Transcribe the listing word for word.

------ INFORMATION PROVIDED ------

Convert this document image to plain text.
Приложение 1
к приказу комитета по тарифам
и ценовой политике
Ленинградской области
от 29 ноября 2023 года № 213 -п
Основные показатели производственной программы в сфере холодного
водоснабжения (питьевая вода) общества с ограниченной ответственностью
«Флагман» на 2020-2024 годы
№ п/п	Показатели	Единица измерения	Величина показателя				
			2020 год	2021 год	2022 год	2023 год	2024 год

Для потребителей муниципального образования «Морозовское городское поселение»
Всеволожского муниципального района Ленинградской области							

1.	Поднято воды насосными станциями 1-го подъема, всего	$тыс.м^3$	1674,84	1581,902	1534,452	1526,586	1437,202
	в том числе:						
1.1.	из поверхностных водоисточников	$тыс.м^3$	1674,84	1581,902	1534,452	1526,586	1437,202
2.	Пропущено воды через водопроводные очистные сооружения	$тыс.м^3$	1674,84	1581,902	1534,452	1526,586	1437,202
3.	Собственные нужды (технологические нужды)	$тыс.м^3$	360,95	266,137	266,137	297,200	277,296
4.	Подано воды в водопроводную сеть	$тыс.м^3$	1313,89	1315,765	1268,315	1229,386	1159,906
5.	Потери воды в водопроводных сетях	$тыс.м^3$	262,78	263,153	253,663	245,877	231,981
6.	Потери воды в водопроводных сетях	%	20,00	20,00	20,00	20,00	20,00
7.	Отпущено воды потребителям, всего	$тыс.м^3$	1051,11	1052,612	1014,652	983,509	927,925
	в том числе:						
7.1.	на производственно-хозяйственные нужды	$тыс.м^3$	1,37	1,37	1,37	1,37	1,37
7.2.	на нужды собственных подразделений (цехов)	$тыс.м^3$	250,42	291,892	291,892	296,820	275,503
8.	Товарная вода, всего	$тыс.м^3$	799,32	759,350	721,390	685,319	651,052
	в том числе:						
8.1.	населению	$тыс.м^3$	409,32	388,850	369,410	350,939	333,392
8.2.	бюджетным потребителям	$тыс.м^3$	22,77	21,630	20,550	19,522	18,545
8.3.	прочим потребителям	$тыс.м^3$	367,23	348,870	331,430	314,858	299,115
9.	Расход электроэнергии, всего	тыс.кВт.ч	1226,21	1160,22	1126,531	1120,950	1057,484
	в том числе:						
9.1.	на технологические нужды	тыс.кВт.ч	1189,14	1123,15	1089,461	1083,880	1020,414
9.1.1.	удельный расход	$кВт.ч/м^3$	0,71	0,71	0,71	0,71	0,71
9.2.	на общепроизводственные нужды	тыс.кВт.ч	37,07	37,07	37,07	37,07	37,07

------

▸ **COMPLETED EXERCISE**:
Convert this document image to plain text.
Приложение 1
к приказу комитета по тарифам
и ценовой политике
Ленинградской области
от 29 ноября 2023 года № 213 -п
Основные показатели производственной программы в сфере холодного
водоснабжения (питьевая вода) общества с ограниченной ответственностью
«Флагман» на 2020-2024 годы
№ п/п	Показатели	Единица измерения	Величина показателя				
			2020 год	2021 год	2022 год	2023 год	2024 год

Для потребителей муниципального образования «Морозовское городское поселение»
Всеволожского муниципального района Ленинградской области							

1.	Поднято воды насосными станциями 1-го подъема, всего	$тыс.м^3$	1674,84	1581,902	1534,452	1526,586	1437,202
	в том числе:						
1.1.	из поверхностных водоисточников	$тыс.м^3$	1674,84	1581,902	1534,452	1526,586	1437,202
2.	Пропущено воды через водопроводные очистные сооружения	$тыс.м^3$	1674,84	1581,902	1534,452	1526,586	1437,202
3.	Собственные нужды (технологические нужды)	$тыс.м^3$	360,95	266,137	266,137	297,200	277,296
4.	Подано воды в водопроводную сеть	$тыс.м^3$	1313,89	1315,765	1268,315	1229,386	1159,906
5.	Потери воды в водопроводных сетях	$тыс.м^3$	262,78	263,153	253,663	245,877	231,981
6.	Потери воды в водопроводных сетях	%	20,00	20,00	20,00	20,00	20,00
7.	Отпущено воды потребителям, всего	$тыс.м^3$	1051,11	1052,612	1014,652	983,509	927,925
	в том числе:						
7.1.	на производственно-хозяйственные нужды	$тыс.м^3$	1,37	1,37	1,37	1,37	1,37
7.2.	на нужды собственных подразделений (цехов)	$тыс.м^3$	250,42	291,892	291,892	296,820	275,503
8.	Товарная вода, всего	$тыс.м^3$	799,32	759,350	721,390	685,319	651,052
	в том числе:						
8.1.	населению	$тыс.м^3$	409,32	388,850	369,410	350,939	333,392
8.2.	бюджетным потребителям	$тыс.м^3$	22,77	21,630	20,550	19,522	18,545
8.3.	прочим потребителям	$тыс.м^3$	367,23	348,870	331,430	314,858	299,115
9.	Расход электроэнергии, всего	тыс.кВт.ч	1226,21	1160,22	1126,531	1120,950	1057,484
	в том числе:						
9.1.	на технологические нужды	тыс.кВт.ч	1189,14	1123,15	1089,461	1083,880	1020,414
9.1.1.	удельный расход	$кВт.ч/м^3$	0,71	0,71	0,71	0,71	0,71
9.2.	на общепроизводственные нужды	тыс.кВт.ч	37,07	37,07	37,07	37,07	37,07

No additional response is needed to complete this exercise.